### INSTRUCTIONS TO FOLLOW
Among the lines below, count those with "text". Give the total alone.

### GIVEN DATA
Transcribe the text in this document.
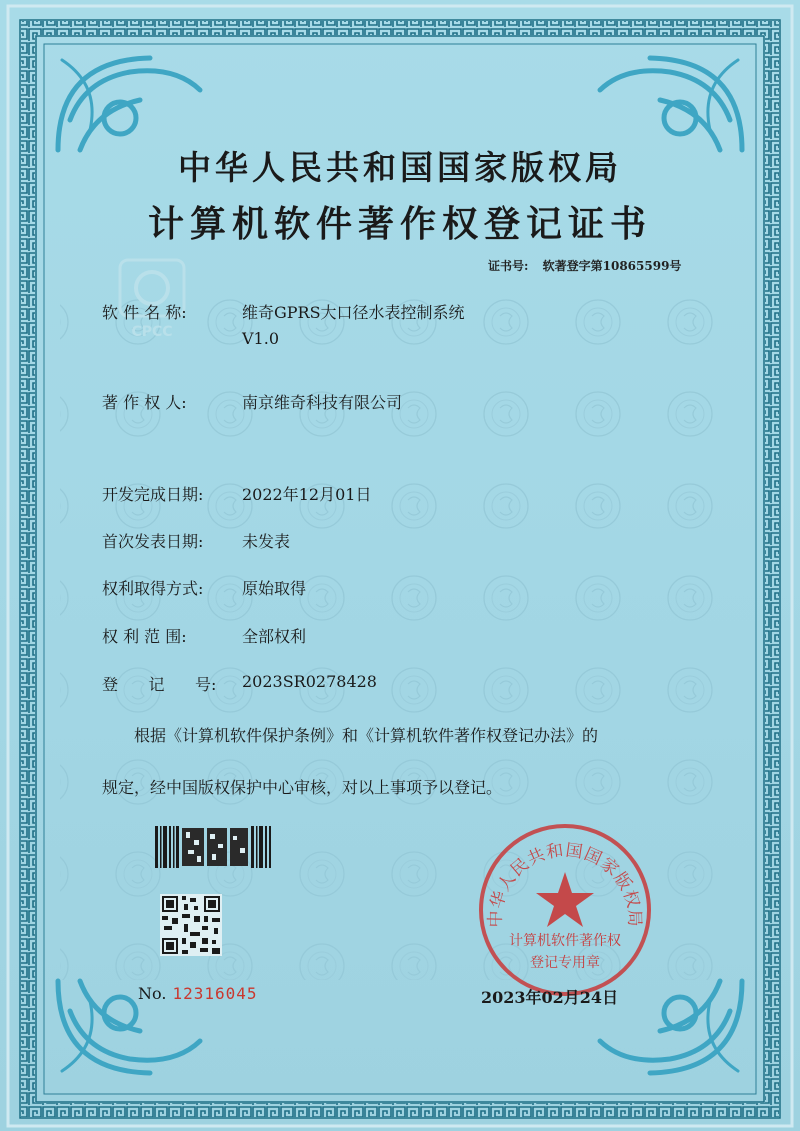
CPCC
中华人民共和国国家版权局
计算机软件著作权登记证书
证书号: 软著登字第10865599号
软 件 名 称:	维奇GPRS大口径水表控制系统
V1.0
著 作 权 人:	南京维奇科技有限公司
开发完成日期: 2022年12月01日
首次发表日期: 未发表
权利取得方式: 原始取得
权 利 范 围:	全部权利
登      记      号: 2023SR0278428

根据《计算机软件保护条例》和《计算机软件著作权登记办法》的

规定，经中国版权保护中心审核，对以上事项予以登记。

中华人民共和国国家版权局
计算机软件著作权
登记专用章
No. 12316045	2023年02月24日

--

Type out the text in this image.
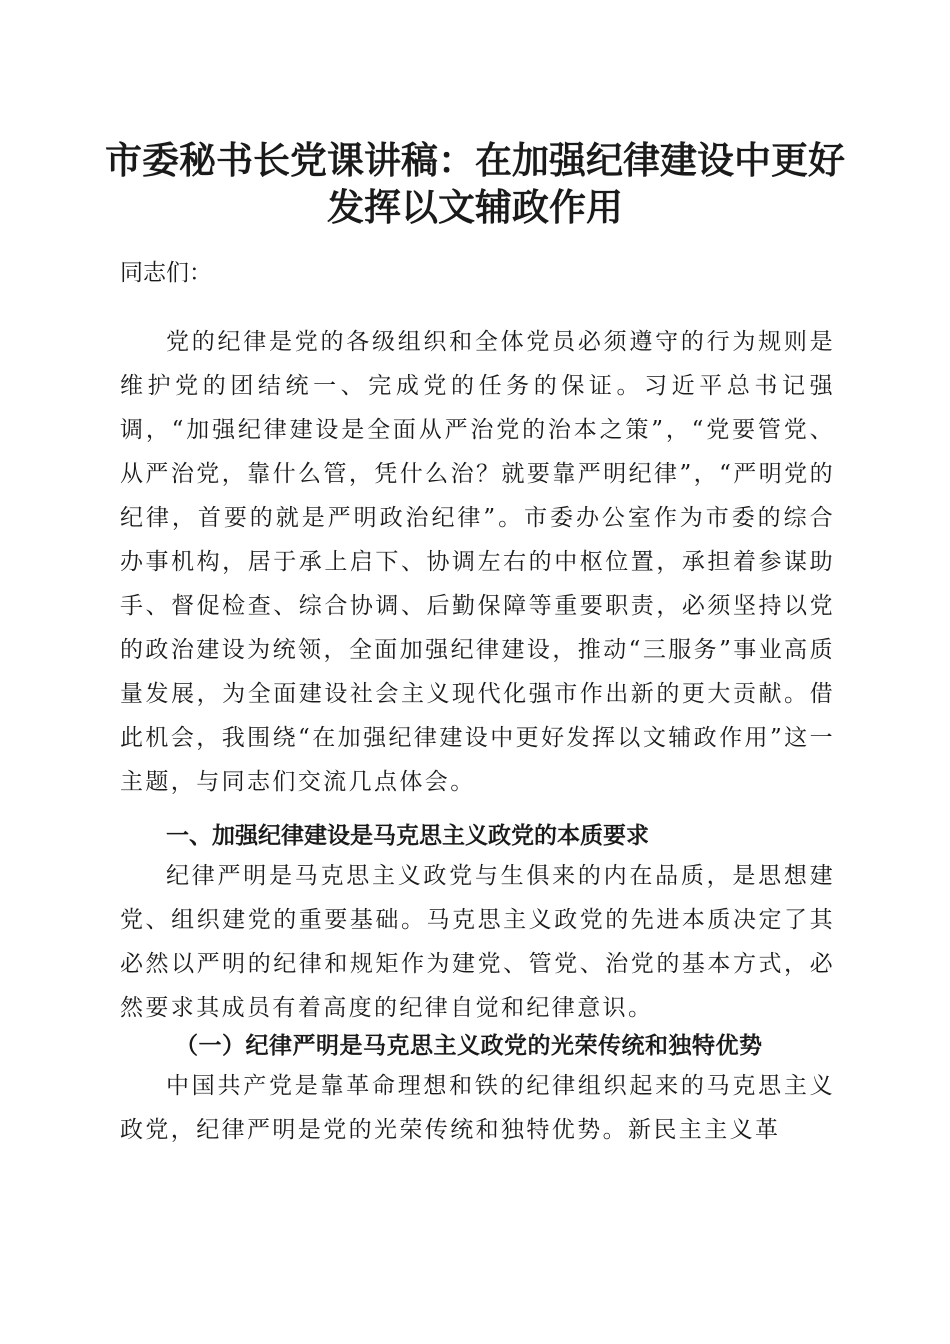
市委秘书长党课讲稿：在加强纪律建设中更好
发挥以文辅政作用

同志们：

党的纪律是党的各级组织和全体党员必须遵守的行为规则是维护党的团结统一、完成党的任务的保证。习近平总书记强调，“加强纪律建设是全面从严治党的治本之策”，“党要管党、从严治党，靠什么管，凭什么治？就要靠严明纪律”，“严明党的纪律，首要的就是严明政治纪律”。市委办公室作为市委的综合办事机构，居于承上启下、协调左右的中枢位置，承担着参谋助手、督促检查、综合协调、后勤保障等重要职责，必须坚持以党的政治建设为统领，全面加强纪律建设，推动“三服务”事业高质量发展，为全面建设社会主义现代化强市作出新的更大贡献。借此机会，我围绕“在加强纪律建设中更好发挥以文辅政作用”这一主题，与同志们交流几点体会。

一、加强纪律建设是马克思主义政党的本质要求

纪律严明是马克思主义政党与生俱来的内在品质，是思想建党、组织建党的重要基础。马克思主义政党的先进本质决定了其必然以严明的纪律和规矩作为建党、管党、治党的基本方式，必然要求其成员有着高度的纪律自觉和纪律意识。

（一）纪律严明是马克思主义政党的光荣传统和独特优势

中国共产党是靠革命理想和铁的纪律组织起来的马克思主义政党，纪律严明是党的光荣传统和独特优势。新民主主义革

### SOLUTION FOR THIS TASK
2